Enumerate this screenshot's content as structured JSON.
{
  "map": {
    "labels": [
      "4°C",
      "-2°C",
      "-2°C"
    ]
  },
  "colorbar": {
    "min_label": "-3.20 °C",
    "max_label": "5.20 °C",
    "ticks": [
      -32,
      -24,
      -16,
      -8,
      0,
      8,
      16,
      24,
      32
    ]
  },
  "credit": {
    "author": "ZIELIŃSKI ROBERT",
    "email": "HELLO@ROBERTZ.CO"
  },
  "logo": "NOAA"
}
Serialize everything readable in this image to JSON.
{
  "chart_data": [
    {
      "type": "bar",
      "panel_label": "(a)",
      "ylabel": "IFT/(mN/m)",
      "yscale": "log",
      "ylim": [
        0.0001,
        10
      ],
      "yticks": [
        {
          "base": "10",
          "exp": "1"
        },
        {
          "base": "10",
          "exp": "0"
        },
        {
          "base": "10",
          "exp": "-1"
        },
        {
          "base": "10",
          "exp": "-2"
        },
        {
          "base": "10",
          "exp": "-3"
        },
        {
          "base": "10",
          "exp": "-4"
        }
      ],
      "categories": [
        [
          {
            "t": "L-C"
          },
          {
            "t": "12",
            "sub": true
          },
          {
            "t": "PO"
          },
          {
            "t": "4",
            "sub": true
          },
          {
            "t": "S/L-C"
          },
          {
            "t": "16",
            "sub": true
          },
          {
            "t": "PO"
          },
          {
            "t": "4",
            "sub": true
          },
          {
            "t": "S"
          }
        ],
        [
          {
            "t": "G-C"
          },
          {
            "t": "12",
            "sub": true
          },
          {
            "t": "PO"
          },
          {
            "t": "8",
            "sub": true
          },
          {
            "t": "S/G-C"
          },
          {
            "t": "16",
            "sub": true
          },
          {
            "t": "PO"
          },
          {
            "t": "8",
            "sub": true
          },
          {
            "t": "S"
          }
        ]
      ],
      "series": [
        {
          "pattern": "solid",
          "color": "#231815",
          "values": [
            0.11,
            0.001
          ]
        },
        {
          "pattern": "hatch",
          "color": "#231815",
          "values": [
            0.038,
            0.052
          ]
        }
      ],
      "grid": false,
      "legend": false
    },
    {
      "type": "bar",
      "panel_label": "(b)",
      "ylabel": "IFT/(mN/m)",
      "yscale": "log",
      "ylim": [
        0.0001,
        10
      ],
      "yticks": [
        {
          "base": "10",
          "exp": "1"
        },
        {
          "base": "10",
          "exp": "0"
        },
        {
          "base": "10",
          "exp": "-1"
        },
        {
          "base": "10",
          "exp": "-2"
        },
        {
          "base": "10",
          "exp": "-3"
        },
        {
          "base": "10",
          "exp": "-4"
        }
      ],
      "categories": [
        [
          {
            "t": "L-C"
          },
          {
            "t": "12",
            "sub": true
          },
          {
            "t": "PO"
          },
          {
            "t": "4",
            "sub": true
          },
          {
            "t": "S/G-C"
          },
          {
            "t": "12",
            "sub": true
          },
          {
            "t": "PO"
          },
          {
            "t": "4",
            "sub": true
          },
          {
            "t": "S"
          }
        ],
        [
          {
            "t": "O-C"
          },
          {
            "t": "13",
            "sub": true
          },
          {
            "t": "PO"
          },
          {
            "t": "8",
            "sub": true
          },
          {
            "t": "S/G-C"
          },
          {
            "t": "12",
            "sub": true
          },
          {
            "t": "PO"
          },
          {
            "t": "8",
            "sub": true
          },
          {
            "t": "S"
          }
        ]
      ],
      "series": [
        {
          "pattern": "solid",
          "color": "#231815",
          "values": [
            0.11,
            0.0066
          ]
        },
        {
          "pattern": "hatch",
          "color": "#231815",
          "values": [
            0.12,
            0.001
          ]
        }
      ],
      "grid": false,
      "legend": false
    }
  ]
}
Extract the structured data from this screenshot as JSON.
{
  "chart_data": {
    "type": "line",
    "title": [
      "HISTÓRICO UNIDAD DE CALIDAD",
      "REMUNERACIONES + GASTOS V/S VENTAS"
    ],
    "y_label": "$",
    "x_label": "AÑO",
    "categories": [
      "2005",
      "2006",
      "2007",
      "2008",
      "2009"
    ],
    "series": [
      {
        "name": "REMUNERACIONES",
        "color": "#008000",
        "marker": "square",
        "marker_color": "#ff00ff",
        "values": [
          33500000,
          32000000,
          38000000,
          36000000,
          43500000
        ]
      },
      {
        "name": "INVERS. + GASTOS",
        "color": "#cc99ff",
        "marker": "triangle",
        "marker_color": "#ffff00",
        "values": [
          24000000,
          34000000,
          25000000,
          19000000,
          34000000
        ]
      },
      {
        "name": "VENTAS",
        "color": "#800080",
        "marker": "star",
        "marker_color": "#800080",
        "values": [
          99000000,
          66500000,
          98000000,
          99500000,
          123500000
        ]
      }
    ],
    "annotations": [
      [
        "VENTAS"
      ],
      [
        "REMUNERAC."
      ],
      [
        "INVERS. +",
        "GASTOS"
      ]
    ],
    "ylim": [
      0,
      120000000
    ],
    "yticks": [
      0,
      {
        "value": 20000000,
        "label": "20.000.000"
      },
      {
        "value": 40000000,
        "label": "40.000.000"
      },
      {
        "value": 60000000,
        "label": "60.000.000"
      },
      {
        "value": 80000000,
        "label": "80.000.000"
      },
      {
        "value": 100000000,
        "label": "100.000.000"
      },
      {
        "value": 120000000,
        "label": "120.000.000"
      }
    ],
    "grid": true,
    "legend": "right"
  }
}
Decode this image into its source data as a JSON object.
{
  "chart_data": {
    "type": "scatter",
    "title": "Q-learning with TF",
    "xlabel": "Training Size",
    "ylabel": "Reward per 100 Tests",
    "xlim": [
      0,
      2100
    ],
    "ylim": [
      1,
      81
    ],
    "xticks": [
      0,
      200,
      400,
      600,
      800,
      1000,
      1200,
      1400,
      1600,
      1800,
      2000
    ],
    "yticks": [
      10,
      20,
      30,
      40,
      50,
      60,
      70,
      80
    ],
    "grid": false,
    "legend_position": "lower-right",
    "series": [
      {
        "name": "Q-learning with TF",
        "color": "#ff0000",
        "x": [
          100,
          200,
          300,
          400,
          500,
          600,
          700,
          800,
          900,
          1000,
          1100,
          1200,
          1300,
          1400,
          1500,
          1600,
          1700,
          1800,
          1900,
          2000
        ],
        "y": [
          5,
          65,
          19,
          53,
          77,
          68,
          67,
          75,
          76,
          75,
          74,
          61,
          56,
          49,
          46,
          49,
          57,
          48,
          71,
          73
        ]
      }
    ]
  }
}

---------------

> [WHAT TO PRODUCE]: Return each line of the records above exactly as it reads.

> [FULL ANSWER]:
Enumerate this screenshot's content as structured JSON.
{
  "map": {
    "labels": [
      "4°C",
      "-2°C",
      "-2°C"
    ]
  },
  "colorbar": {
    "min_label": "-3.20 °C",
    "max_label": "5.20 °C",
    "ticks": [
      -32,
      -24,
      -16,
      -8,
      0,
      8,
      16,
      24,
      32
    ]
  },
  "credit": {
    "author": "ZIELIŃSKI ROBERT",
    "email": "HELLO@ROBERTZ.CO"
  },
  "logo": "NOAA"
}
Serialize everything readable in this image to JSON.
{
  "chart_data": [
    {
      "type": "bar",
      "panel_label": "(a)",
      "ylabel": "IFT/(mN/m)",
      "yscale": "log",
      "ylim": [
        0.0001,
        10
      ],
      "yticks": [
        {
          "base": "10",
          "exp": "1"
        },
        {
          "base": "10",
          "exp": "0"
        },
        {
          "base": "10",
          "exp": "-1"
        },
        {
          "base": "10",
          "exp": "-2"
        },
        {
          "base": "10",
          "exp": "-3"
        },
        {
          "base": "10",
          "exp": "-4"
        }
      ],
      "categories": [
        [
          {
            "t": "L-C"
          },
          {
            "t": "12",
            "sub": true
          },
          {
            "t": "PO"
          },
          {
            "t": "4",
            "sub": true
          },
          {
            "t": "S/L-C"
          },
          {
            "t": "16",
            "sub": true
          },
          {
            "t": "PO"
          },
          {
            "t": "4",
            "sub": true
          },
          {
            "t": "S"
          }
        ],
        [
          {
            "t": "G-C"
          },
          {
            "t": "12",
            "sub": true
          },
          {
            "t": "PO"
          },
          {
            "t": "8",
            "sub": true
          },
          {
            "t": "S/G-C"
          },
          {
            "t": "16",
            "sub": true
          },
          {
            "t": "PO"
          },
          {
            "t": "8",
            "sub": true
          },
          {
            "t": "S"
          }
        ]
      ],
      "series": [
        {
          "pattern": "solid",
          "color": "#231815",
          "values": [
            0.11,
            0.001
          ]
        },
        {
          "pattern": "hatch",
          "color": "#231815",
          "values": [
            0.038,
            0.052
          ]
        }
      ],
      "grid": false,
      "legend": false
    },
    {
      "type": "bar",
      "panel_label": "(b)",
      "ylabel": "IFT/(mN/m)",
      "yscale": "log",
      "ylim": [
        0.0001,
        10
      ],
      "yticks": [
        {
          "base": "10",
          "exp": "1"
        },
        {
          "base": "10",
          "exp": "0"
        },
        {
          "base": "10",
          "exp": "-1"
        },
        {
          "base": "10",
          "exp": "-2"
        },
        {
          "base": "10",
          "exp": "-3"
        },
        {
          "base": "10",
          "exp": "-4"
        }
      ],
      "categories": [
        [
          {
            "t": "L-C"
          },
          {
            "t": "12",
            "sub": true
          },
          {
            "t": "PO"
          },
          {
            "t": "4",
            "sub": true
          },
          {
            "t": "S/G-C"
          },
          {
            "t": "12",
            "sub": true
          },
          {
            "t": "PO"
          },
          {
            "t": "4",
            "sub": true
          },
          {
            "t": "S"
          }
        ],
        [
          {
            "t": "O-C"
          },
          {
            "t": "13",
            "sub": true
          },
          {
            "t": "PO"
          },
          {
            "t": "8",
            "sub": true
          },
          {
            "t": "S/G-C"
          },
          {
            "t": "12",
            "sub": true
          },
          {
            "t": "PO"
          },
          {
            "t": "8",
            "sub": true
          },
          {
            "t": "S"
          }
        ]
      ],
      "series": [
        {
          "pattern": "solid",
          "color": "#231815",
          "values": [
            0.11,
            0.0066
          ]
        },
        {
          "pattern": "hatch",
          "color": "#231815",
          "values": [
            0.12,
            0.001
          ]
        }
      ],
      "grid": false,
      "legend": false
    }
  ]
}
Extract the structured data from this screenshot as JSON.
{
  "chart_data": {
    "type": "line",
    "title": [
      "HISTÓRICO UNIDAD DE CALIDAD",
      "REMUNERACIONES + GASTOS V/S VENTAS"
    ],
    "y_label": "$",
    "x_label": "AÑO",
    "categories": [
      "2005",
      "2006",
      "2007",
      "2008",
      "2009"
    ],
    "series": [
      {
        "name": "REMUNERACIONES",
        "color": "#008000",
        "marker": "square",
        "marker_color": "#ff00ff",
        "values": [
          33500000,
          32000000,
          38000000,
          36000000,
          43500000
        ]
      },
      {
        "name": "INVERS. + GASTOS",
        "color": "#cc99ff",
        "marker": "triangle",
        "marker_color": "#ffff00",
        "values": [
          24000000,
          34000000,
          25000000,
          19000000,
          34000000
        ]
      },
      {
        "name": "VENTAS",
        "color": "#800080",
        "marker": "star",
        "marker_color": "#800080",
        "values": [
          99000000,
          66500000,
          98000000,
          99500000,
          123500000
        ]
      }
    ],
    "annotations": [
      [
        "VENTAS"
      ],
      [
        "REMUNERAC."
      ],
      [
        "INVERS. +",
        "GASTOS"
      ]
    ],
    "ylim": [
      0,
      120000000
    ],
    "yticks": [
      0,
      {
        "value": 20000000,
        "label": "20.000.000"
      },
      {
        "value": 40000000,
        "label": "40.000.000"
      },
      {
        "value": 60000000,
        "label": "60.000.000"
      },
      {
        "value": 80000000,
        "label": "80.000.000"
      },
      {
        "value": 100000000,
        "label": "100.000.000"
      },
      {
        "value": 120000000,
        "label": "120.000.000"
      }
    ],
    "grid": true,
    "legend": "right"
  }
}
Decode this image into its source data as a JSON object.
{
  "chart_data": {
    "type": "scatter",
    "title": "Q-learning with TF",
    "xlabel": "Training Size",
    "ylabel": "Reward per 100 Tests",
    "xlim": [
      0,
      2100
    ],
    "ylim": [
      1,
      81
    ],
    "xticks": [
      0,
      200,
      400,
      600,
      800,
      1000,
      1200,
      1400,
      1600,
      1800,
      2000
    ],
    "yticks": [
      10,
      20,
      30,
      40,
      50,
      60,
      70,
      80
    ],
    "grid": false,
    "legend_position": "lower-right",
    "series": [
      {
        "name": "Q-learning with TF",
        "color": "#ff0000",
        "x": [
          100,
          200,
          300,
          400,
          500,
          600,
          700,
          800,
          900,
          1000,
          1100,
          1200,
          1300,
          1400,
          1500,
          1600,
          1700,
          1800,
          1900,
          2000
        ],
        "y": [
          5,
          65,
          19,
          53,
          77,
          68,
          67,
          75,
          76,
          75,
          74,
          61,
          56,
          49,
          46,
          49,
          57,
          48,
          71,
          73
        ]
      }
    ]
  }
}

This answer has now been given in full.